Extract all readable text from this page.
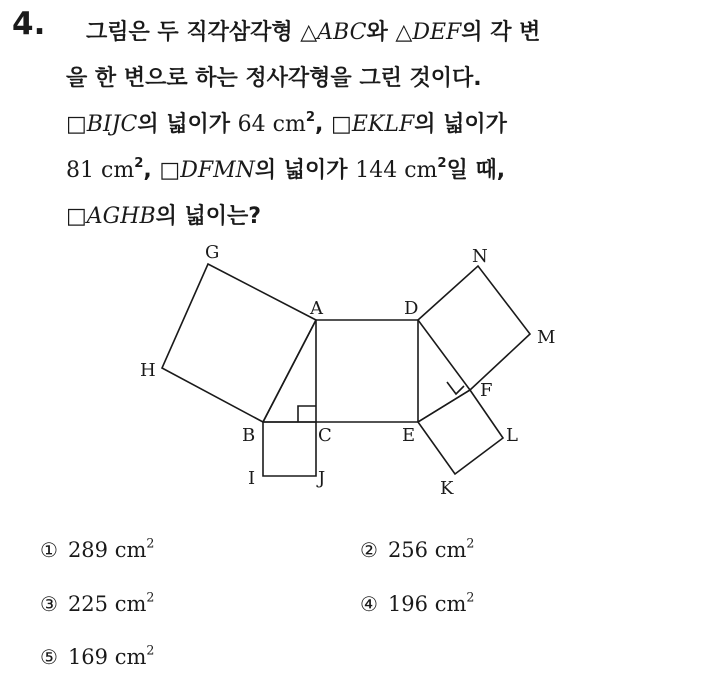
4. 그림은 두 직각삼각형 △ABC와 △DEF의 각 변
을 한 변으로 하는 정사각형을 그린 것이다.
□BIJC의 넓이가 64 $cm^2$, □EKLF의 넓이가
81 $cm^2$, □DFMN의 넓이가 144 $cm^2$일 때,
□AGHB의 넓이는?
G	N
A	D
M
H
F
B	C	E	L
I	J	K
① 289 $cm^2$	② 256 $cm^2$
③ 225 $cm^2$	④ 196 $cm^2$
⑤ 169 $cm^2$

---------------

_Instructions to follow_:
Reproduce every line exactly and omit all pictures.

_Solution to the exercise_:
Extract all readable text from this page.
4. 그림은 두 직각삼각형 △ABC와 △DEF의 각 변
을 한 변으로 하는 정사각형을 그린 것이다.
□BIJC의 넓이가 64 $cm^2$, □EKLF의 넓이가
81 $cm^2$, □DFMN의 넓이가 144 $cm^2$일 때,
□AGHB의 넓이는?
G	N
A	D
M
H
F
B	C	E	L
I	J	K
① 289 $cm^2$	② 256 $cm^2$
③ 225 $cm^2$	④ 196 $cm^2$
⑤ 169 $cm^2$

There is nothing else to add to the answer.